- [RECORDS TO USE]:
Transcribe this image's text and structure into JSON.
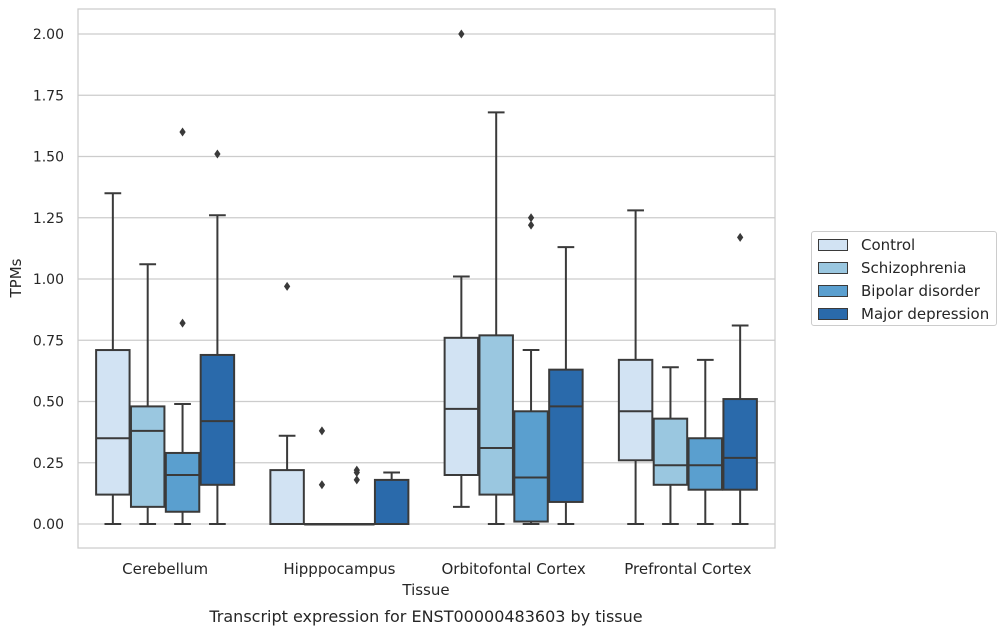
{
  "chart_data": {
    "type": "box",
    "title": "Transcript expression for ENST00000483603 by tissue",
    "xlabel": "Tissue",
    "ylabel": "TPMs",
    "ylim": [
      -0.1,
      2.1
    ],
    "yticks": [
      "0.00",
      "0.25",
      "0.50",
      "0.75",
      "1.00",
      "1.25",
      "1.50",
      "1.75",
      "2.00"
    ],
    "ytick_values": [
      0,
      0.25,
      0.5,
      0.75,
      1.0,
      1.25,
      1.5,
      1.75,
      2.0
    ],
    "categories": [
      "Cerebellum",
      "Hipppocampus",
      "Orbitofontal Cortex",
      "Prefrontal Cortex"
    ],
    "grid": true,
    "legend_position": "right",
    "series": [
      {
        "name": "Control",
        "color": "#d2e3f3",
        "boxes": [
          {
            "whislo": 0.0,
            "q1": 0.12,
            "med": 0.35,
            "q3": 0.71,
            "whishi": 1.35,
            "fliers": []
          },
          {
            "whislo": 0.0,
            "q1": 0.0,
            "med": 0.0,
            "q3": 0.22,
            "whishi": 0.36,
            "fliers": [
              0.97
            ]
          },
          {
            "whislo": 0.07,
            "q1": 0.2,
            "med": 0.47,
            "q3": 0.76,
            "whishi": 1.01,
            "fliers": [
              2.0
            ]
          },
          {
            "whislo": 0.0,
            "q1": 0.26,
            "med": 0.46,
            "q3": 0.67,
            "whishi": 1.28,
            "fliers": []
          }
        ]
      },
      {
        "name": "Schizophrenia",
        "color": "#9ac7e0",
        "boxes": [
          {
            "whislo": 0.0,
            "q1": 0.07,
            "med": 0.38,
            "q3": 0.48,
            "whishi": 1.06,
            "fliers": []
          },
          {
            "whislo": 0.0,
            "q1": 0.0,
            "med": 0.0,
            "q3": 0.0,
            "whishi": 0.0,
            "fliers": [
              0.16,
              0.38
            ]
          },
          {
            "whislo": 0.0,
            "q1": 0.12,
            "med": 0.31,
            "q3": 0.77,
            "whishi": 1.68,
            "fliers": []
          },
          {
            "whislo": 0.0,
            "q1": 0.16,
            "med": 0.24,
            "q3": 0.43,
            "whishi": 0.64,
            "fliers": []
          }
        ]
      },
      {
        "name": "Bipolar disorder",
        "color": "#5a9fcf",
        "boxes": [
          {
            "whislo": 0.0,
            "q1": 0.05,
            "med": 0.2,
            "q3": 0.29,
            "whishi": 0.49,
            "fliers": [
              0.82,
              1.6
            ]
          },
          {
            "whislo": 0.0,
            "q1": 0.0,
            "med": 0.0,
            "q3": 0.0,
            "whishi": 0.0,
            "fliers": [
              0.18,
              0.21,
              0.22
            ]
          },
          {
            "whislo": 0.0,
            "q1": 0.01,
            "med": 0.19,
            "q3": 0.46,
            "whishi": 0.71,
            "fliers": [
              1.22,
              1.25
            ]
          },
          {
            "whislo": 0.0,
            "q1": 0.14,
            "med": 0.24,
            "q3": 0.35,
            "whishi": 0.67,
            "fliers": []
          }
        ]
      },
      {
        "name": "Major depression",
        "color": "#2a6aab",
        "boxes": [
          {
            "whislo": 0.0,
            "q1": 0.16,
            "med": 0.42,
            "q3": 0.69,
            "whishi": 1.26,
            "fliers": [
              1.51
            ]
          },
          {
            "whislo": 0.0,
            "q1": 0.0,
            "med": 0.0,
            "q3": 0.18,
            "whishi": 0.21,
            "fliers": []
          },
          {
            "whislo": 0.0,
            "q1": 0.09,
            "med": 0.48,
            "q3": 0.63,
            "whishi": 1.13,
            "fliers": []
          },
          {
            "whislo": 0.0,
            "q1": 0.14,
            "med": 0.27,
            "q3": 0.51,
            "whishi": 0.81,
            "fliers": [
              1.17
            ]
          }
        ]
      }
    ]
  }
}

==

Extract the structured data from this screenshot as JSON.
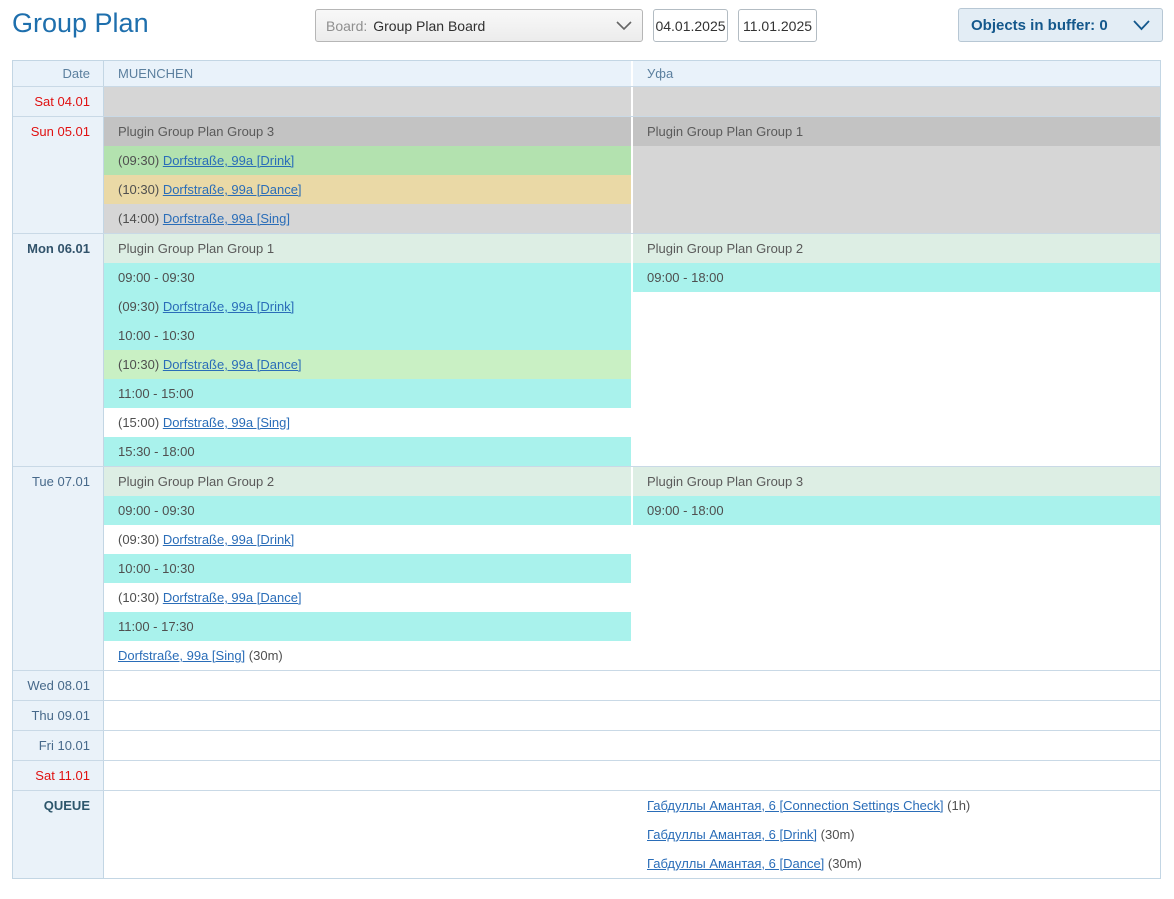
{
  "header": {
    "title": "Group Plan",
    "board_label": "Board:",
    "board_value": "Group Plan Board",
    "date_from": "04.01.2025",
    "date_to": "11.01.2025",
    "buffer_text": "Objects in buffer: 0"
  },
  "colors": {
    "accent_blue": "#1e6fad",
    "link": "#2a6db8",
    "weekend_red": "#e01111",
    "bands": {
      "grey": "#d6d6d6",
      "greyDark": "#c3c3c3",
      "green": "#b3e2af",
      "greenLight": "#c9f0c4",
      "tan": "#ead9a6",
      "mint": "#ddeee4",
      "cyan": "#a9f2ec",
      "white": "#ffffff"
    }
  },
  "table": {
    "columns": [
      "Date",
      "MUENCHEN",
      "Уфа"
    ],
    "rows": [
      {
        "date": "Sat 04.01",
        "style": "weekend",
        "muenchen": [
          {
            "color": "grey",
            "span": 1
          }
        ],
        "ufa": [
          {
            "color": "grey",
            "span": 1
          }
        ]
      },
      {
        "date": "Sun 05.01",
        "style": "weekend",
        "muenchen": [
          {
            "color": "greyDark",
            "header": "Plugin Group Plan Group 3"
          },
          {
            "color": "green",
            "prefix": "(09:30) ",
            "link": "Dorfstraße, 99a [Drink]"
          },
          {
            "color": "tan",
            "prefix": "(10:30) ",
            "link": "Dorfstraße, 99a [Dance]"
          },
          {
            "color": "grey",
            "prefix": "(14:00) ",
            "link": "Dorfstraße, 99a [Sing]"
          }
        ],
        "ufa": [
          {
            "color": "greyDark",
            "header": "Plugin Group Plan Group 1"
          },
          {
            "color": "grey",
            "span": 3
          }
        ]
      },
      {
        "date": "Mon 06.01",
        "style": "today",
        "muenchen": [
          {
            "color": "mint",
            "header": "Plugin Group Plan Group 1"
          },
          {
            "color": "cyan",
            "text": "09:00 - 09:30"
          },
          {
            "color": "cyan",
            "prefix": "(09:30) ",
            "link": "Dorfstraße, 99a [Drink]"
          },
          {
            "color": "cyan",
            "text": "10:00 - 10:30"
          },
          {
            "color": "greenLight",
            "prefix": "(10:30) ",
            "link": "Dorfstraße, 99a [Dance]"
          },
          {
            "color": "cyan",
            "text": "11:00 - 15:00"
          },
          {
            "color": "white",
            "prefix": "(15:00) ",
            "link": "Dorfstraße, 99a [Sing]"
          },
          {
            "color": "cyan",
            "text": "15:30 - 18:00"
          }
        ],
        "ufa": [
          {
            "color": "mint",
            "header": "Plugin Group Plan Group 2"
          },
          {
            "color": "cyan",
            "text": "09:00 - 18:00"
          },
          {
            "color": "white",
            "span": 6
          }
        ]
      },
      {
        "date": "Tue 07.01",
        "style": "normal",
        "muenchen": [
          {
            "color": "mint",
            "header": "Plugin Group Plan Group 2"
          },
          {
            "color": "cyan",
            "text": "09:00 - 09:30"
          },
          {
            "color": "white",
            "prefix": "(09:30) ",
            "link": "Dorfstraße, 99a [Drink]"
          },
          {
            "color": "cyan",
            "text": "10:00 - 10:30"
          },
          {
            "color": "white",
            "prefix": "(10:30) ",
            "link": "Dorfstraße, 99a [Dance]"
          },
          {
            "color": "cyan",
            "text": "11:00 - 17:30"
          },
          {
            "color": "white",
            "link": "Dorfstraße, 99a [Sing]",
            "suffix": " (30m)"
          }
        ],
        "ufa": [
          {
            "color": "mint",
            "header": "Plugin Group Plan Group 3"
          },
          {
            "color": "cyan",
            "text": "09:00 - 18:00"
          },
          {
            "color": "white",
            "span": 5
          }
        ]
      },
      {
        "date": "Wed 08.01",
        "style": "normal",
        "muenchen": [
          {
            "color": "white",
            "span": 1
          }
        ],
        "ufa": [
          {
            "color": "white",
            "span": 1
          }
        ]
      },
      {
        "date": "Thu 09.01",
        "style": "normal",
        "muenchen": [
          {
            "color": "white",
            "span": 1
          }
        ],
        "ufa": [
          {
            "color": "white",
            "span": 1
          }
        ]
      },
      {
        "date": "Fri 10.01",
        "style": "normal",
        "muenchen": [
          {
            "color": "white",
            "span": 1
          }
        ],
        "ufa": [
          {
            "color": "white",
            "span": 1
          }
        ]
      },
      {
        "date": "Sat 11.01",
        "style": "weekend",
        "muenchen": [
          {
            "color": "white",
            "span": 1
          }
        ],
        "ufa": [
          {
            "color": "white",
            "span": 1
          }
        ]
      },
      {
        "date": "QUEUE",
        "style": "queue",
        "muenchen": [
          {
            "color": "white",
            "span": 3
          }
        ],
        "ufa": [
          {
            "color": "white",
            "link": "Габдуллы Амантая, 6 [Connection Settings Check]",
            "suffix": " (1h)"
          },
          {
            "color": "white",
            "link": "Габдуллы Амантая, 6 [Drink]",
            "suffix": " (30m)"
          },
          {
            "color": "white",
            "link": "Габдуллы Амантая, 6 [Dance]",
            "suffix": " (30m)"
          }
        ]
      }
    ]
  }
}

- [SHORT EXERCISE]: Where a line in the material contains "title", copy that line.

- [SOLUTION TO THIS EXERCISE]:
    "title": "Transcript expression for ENST00000483603 by tissue",
    "title": "Group Plan",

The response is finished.